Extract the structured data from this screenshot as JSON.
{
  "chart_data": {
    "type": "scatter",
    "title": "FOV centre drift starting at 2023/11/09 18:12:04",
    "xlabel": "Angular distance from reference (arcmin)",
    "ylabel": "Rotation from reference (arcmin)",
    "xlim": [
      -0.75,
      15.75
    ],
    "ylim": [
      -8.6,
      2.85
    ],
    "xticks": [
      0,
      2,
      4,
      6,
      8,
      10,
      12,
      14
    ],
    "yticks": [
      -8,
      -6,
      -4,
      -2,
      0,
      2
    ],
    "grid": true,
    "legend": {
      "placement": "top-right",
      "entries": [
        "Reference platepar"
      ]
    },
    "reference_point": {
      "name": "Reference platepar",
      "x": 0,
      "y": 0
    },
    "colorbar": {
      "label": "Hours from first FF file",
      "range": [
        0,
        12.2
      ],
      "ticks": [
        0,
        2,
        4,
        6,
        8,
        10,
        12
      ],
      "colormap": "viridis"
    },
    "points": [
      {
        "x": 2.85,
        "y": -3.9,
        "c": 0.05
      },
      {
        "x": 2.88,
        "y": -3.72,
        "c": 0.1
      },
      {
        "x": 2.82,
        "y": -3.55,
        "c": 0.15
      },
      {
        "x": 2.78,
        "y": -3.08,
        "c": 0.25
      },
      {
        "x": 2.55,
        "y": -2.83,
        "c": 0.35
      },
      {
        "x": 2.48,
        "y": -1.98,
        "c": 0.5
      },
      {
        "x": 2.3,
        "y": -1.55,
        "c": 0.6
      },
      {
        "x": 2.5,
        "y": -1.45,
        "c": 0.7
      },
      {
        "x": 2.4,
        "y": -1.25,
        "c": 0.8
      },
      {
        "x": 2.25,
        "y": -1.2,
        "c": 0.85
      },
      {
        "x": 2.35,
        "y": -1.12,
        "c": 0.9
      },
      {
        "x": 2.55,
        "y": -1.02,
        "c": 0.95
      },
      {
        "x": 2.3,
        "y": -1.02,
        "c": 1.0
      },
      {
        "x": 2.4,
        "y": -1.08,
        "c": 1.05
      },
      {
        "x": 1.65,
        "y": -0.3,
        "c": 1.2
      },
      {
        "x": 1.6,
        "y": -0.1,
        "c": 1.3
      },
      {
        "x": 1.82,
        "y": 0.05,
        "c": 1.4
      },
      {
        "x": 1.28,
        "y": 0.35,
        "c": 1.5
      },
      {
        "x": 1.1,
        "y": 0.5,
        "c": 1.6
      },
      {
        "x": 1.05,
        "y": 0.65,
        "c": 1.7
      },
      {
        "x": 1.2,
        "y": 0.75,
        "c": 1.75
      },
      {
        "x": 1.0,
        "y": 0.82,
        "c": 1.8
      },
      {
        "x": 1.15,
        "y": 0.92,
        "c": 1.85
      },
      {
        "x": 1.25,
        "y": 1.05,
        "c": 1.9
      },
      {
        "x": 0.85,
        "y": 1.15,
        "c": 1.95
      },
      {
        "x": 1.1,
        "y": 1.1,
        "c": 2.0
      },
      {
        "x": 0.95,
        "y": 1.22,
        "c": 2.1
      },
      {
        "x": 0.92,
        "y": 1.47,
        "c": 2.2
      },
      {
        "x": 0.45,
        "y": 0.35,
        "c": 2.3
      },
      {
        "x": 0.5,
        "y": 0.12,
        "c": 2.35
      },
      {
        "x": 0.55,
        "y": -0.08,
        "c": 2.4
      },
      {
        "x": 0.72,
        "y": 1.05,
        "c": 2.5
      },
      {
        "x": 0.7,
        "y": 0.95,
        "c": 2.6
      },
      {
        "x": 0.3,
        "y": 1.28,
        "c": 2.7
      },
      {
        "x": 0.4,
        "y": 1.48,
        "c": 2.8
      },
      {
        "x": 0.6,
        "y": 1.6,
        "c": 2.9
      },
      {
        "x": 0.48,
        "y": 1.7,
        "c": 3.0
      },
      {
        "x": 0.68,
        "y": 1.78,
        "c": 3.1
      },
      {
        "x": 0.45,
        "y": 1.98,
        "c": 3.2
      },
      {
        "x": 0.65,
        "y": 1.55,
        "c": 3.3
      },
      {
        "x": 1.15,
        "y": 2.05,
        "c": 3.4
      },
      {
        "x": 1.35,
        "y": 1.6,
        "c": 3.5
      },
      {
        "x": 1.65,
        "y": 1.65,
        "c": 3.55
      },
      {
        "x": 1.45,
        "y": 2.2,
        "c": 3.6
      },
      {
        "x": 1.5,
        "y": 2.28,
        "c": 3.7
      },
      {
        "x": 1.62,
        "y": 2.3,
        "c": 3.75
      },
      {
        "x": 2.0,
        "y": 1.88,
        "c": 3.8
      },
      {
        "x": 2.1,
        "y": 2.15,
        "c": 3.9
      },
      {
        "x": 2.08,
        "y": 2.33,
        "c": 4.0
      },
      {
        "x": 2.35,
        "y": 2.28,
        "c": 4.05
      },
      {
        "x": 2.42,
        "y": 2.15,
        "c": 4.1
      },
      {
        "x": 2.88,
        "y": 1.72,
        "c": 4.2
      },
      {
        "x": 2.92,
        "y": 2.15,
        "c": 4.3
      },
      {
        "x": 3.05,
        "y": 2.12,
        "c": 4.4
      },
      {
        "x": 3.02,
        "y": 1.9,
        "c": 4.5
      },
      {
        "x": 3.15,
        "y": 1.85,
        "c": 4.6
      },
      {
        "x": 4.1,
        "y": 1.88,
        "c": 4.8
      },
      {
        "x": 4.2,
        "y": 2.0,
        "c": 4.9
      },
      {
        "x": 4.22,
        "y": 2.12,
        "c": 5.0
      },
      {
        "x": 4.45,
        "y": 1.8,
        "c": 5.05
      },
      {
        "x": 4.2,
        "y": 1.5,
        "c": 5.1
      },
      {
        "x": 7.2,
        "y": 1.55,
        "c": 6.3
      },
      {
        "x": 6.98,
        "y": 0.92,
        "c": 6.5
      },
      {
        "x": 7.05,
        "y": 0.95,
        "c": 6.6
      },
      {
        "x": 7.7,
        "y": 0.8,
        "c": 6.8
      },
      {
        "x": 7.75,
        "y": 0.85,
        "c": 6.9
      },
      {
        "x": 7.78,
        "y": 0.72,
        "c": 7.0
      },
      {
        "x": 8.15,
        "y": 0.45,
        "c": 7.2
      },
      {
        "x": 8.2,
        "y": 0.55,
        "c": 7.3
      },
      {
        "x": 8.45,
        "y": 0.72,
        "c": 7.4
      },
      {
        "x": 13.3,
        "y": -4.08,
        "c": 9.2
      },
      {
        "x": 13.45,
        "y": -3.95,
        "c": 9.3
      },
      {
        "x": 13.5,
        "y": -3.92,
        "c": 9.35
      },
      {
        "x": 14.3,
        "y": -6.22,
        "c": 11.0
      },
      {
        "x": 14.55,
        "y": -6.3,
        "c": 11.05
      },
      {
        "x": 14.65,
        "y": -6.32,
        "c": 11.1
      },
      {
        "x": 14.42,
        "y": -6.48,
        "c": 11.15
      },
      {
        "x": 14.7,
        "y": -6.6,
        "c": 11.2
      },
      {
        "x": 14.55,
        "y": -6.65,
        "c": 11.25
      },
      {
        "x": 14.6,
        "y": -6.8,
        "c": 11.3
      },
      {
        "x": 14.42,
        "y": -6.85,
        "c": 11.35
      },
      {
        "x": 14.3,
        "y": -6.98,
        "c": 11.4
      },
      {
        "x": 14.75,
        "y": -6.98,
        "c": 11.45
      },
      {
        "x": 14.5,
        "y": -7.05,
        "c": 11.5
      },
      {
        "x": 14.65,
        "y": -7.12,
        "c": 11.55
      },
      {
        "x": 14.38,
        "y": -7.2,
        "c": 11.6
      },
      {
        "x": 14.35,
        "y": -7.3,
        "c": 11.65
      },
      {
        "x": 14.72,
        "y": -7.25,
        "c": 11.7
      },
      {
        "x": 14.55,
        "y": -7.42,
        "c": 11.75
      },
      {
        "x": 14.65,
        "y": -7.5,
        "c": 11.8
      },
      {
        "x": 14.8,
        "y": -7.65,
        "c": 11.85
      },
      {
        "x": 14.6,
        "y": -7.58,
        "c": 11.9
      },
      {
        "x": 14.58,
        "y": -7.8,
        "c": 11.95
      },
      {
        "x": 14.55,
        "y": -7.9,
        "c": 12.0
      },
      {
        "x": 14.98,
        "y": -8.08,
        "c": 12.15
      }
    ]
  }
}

» **Required work**
Where a line above contains the string "platepar", copy that line.

» **Response to this exercise**
        "Reference platepar"
      "name": "Reference platepar",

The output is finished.